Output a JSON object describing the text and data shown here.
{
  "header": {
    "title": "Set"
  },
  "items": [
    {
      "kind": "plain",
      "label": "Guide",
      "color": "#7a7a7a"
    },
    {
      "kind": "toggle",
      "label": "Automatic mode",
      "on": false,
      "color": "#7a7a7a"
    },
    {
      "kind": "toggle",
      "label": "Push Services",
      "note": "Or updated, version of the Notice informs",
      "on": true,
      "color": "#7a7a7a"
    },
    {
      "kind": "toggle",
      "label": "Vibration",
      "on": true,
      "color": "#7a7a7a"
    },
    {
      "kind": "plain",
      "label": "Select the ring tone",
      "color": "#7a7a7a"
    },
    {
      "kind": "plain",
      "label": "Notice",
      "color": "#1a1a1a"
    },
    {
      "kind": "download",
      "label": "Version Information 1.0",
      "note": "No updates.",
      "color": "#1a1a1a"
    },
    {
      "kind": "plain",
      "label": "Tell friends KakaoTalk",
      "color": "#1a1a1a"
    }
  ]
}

Stated exercise: Among the lines of the material, find those that hold the word "label" and copy them.

Complete response:
      "label": "Guide",
      "label": "Automatic mode",
      "label": "Push Services",
      "label": "Vibration",
      "label": "Select the ring tone",
      "label": "Notice",
      "label": "Version Information 1.0",
      "label": "Tell friends KakaoTalk",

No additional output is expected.